### SET EXERCISE
Return the records in full, exactly as given.

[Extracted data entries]
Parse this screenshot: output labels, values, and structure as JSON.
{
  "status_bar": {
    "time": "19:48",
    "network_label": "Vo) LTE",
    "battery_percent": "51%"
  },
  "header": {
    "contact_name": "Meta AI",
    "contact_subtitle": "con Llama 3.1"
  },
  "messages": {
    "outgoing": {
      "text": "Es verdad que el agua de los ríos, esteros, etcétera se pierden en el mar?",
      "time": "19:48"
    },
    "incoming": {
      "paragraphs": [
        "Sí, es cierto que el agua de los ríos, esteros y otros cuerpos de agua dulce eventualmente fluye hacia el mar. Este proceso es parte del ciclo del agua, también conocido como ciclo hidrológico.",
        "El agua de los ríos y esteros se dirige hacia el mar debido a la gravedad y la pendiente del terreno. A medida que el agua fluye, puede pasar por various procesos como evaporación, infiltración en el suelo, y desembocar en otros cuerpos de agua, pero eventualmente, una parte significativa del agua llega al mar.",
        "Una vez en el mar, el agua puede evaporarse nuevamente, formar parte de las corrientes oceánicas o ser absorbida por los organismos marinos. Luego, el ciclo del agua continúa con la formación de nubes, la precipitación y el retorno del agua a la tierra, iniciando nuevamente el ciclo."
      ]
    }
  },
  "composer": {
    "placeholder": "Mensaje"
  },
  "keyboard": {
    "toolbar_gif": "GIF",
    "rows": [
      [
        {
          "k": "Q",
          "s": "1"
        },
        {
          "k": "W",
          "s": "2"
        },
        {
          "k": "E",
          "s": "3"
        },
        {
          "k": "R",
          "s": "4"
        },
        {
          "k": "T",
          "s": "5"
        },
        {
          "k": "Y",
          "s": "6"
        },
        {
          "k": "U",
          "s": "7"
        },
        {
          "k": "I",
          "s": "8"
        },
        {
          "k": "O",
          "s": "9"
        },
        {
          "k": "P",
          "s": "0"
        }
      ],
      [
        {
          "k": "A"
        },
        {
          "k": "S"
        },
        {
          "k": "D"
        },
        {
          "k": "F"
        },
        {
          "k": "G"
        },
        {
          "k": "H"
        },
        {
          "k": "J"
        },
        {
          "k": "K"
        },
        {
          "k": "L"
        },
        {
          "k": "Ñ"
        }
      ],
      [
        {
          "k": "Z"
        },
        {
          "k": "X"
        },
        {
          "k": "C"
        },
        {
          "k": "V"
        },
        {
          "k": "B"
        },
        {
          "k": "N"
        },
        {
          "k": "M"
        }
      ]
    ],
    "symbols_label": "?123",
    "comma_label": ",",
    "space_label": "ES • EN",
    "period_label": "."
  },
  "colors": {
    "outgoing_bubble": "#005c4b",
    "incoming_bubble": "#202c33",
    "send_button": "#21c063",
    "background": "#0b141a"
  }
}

### THE COMPLETED TASK
Parse this screenshot: output labels, values, and structure as JSON.
{
  "status_bar": {
    "time": "19:48",
    "network_label": "Vo) LTE",
    "battery_percent": "51%"
  },
  "header": {
    "contact_name": "Meta AI",
    "contact_subtitle": "con Llama 3.1"
  },
  "messages": {
    "outgoing": {
      "text": "Es verdad que el agua de los ríos, esteros, etcétera se pierden en el mar?",
      "time": "19:48"
    },
    "incoming": {
      "paragraphs": [
        "Sí, es cierto que el agua de los ríos, esteros y otros cuerpos de agua dulce eventualmente fluye hacia el mar. Este proceso es parte del ciclo del agua, también conocido como ciclo hidrológico.",
        "El agua de los ríos y esteros se dirige hacia el mar debido a la gravedad y la pendiente del terreno. A medida que el agua fluye, puede pasar por various procesos como evaporación, infiltración en el suelo, y desembocar en otros cuerpos de agua, pero eventualmente, una parte significativa del agua llega al mar.",
        "Una vez en el mar, el agua puede evaporarse nuevamente, formar parte de las corrientes oceánicas o ser absorbida por los organismos marinos. Luego, el ciclo del agua continúa con la formación de nubes, la precipitación y el retorno del agua a la tierra, iniciando nuevamente el ciclo."
      ]
    }
  },
  "composer": {
    "placeholder": "Mensaje"
  },
  "keyboard": {
    "toolbar_gif": "GIF",
    "rows": [
      [
        {
          "k": "Q",
          "s": "1"
        },
        {
          "k": "W",
          "s": "2"
        },
        {
          "k": "E",
          "s": "3"
        },
        {
          "k": "R",
          "s": "4"
        },
        {
          "k": "T",
          "s": "5"
        },
        {
          "k": "Y",
          "s": "6"
        },
        {
          "k": "U",
          "s": "7"
        },
        {
          "k": "I",
          "s": "8"
        },
        {
          "k": "O",
          "s": "9"
        },
        {
          "k": "P",
          "s": "0"
        }
      ],
      [
        {
          "k": "A"
        },
        {
          "k": "S"
        },
        {
          "k": "D"
        },
        {
          "k": "F"
        },
        {
          "k": "G"
        },
        {
          "k": "H"
        },
        {
          "k": "J"
        },
        {
          "k": "K"
        },
        {
          "k": "L"
        },
        {
          "k": "Ñ"
        }
      ],
      [
        {
          "k": "Z"
        },
        {
          "k": "X"
        },
        {
          "k": "C"
        },
        {
          "k": "V"
        },
        {
          "k": "B"
        },
        {
          "k": "N"
        },
        {
          "k": "M"
        }
      ]
    ],
    "symbols_label": "?123",
    "comma_label": ",",
    "space_label": "ES • EN",
    "period_label": "."
  },
  "colors": {
    "outgoing_bubble": "#005c4b",
    "incoming_bubble": "#202c33",
    "send_button": "#21c063",
    "background": "#0b141a"
  }
}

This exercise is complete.